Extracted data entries
____________
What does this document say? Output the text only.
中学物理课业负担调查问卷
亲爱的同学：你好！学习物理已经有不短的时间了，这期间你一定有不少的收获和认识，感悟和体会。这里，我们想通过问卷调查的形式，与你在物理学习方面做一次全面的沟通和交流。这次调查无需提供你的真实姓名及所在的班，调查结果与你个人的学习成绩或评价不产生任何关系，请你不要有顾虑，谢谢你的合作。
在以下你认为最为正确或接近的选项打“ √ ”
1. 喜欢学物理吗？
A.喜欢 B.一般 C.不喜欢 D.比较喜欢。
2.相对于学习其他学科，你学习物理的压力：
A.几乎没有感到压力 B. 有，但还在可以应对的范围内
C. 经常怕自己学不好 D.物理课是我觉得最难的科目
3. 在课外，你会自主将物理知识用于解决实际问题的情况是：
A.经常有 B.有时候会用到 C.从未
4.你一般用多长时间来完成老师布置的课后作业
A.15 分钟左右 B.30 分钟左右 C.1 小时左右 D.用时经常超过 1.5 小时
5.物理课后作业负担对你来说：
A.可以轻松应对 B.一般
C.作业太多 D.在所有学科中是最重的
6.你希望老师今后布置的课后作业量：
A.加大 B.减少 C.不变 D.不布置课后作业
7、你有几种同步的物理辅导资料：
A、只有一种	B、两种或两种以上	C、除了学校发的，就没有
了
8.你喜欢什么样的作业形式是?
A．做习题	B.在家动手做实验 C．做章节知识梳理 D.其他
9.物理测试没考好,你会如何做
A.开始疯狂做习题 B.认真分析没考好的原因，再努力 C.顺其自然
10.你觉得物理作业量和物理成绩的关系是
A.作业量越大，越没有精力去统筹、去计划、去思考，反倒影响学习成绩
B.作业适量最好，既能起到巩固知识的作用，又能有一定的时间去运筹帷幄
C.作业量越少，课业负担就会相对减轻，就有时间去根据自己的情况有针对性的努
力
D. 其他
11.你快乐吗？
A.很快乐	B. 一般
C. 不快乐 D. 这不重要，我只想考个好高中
____________
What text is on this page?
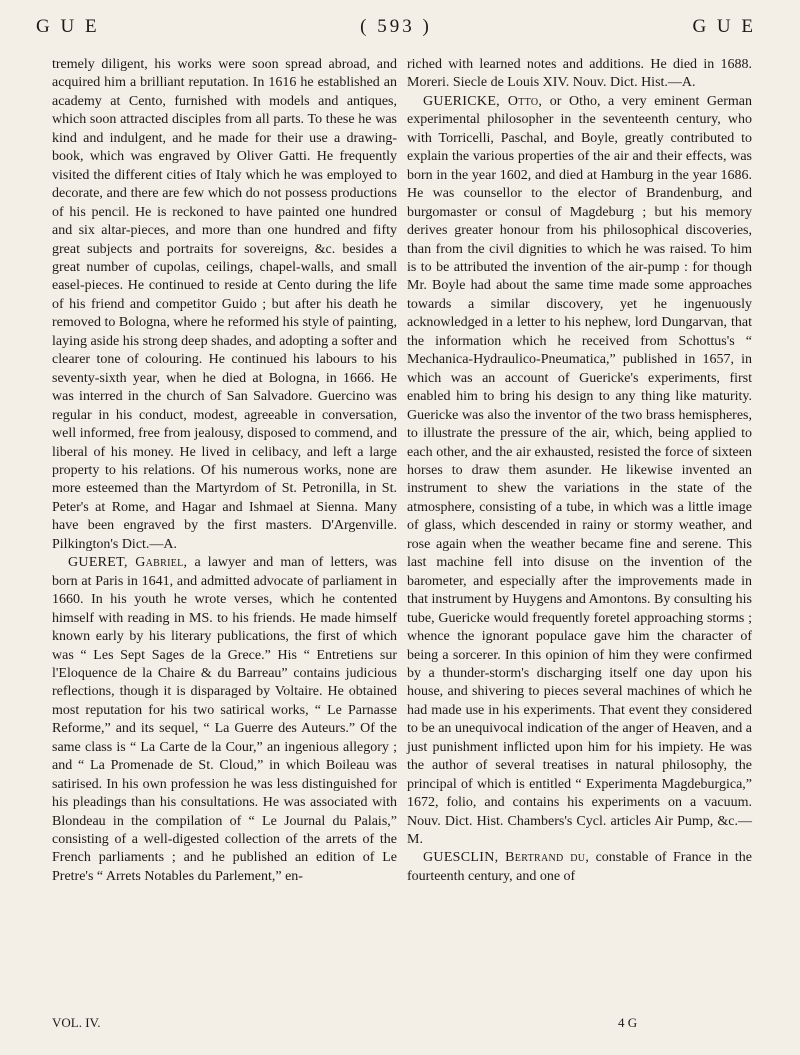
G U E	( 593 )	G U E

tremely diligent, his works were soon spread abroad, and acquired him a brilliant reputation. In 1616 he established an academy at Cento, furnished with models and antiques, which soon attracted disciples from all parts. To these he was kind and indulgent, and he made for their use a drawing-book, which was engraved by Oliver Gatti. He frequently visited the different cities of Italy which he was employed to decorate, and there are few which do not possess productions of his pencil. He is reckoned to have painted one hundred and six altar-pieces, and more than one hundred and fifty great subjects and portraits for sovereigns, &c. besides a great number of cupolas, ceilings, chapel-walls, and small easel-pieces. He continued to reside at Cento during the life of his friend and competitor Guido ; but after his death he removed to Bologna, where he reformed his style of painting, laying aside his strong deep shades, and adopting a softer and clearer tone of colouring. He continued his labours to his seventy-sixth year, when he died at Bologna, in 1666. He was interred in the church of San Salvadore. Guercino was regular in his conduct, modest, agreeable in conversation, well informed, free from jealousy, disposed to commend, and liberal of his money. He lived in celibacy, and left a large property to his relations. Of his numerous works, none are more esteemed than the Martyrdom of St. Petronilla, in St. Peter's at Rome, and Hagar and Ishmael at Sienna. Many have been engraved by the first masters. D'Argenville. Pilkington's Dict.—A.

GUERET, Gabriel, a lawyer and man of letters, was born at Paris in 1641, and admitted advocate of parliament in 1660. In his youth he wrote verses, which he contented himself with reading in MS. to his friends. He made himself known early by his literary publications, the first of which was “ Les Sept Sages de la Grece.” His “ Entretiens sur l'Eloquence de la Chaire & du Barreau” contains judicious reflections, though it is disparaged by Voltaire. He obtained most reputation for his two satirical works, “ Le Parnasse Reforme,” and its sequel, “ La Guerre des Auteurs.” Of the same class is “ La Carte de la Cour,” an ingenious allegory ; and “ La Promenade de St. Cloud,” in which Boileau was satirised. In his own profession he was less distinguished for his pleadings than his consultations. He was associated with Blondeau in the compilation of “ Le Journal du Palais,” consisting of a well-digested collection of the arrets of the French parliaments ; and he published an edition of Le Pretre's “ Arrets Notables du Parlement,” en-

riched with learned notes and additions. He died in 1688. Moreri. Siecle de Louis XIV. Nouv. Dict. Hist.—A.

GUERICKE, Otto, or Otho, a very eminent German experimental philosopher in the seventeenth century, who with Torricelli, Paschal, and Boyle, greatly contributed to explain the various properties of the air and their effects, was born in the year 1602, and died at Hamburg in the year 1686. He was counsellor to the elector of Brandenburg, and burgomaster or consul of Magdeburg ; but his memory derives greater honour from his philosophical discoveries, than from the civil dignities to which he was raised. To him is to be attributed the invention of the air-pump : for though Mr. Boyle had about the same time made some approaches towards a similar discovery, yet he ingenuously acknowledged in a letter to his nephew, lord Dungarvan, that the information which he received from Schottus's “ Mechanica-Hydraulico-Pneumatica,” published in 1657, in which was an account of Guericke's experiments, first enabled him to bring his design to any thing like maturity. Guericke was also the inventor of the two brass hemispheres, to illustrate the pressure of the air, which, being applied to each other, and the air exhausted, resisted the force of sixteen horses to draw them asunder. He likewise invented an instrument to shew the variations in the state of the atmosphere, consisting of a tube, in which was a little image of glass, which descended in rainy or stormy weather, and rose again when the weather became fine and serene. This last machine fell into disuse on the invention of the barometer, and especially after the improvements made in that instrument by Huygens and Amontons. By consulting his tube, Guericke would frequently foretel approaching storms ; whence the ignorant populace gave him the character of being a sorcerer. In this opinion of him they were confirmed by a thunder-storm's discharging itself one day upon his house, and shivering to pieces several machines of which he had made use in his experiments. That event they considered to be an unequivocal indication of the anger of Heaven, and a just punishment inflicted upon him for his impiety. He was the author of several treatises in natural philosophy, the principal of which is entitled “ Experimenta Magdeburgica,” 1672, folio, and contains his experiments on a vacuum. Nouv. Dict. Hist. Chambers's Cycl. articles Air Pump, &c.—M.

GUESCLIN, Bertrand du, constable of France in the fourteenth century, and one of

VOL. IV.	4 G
____________
Working from the listing above, pick out every line that has "What" and copy it.

Complete answer =
What does this document say? Output the text only.
What text is on this page?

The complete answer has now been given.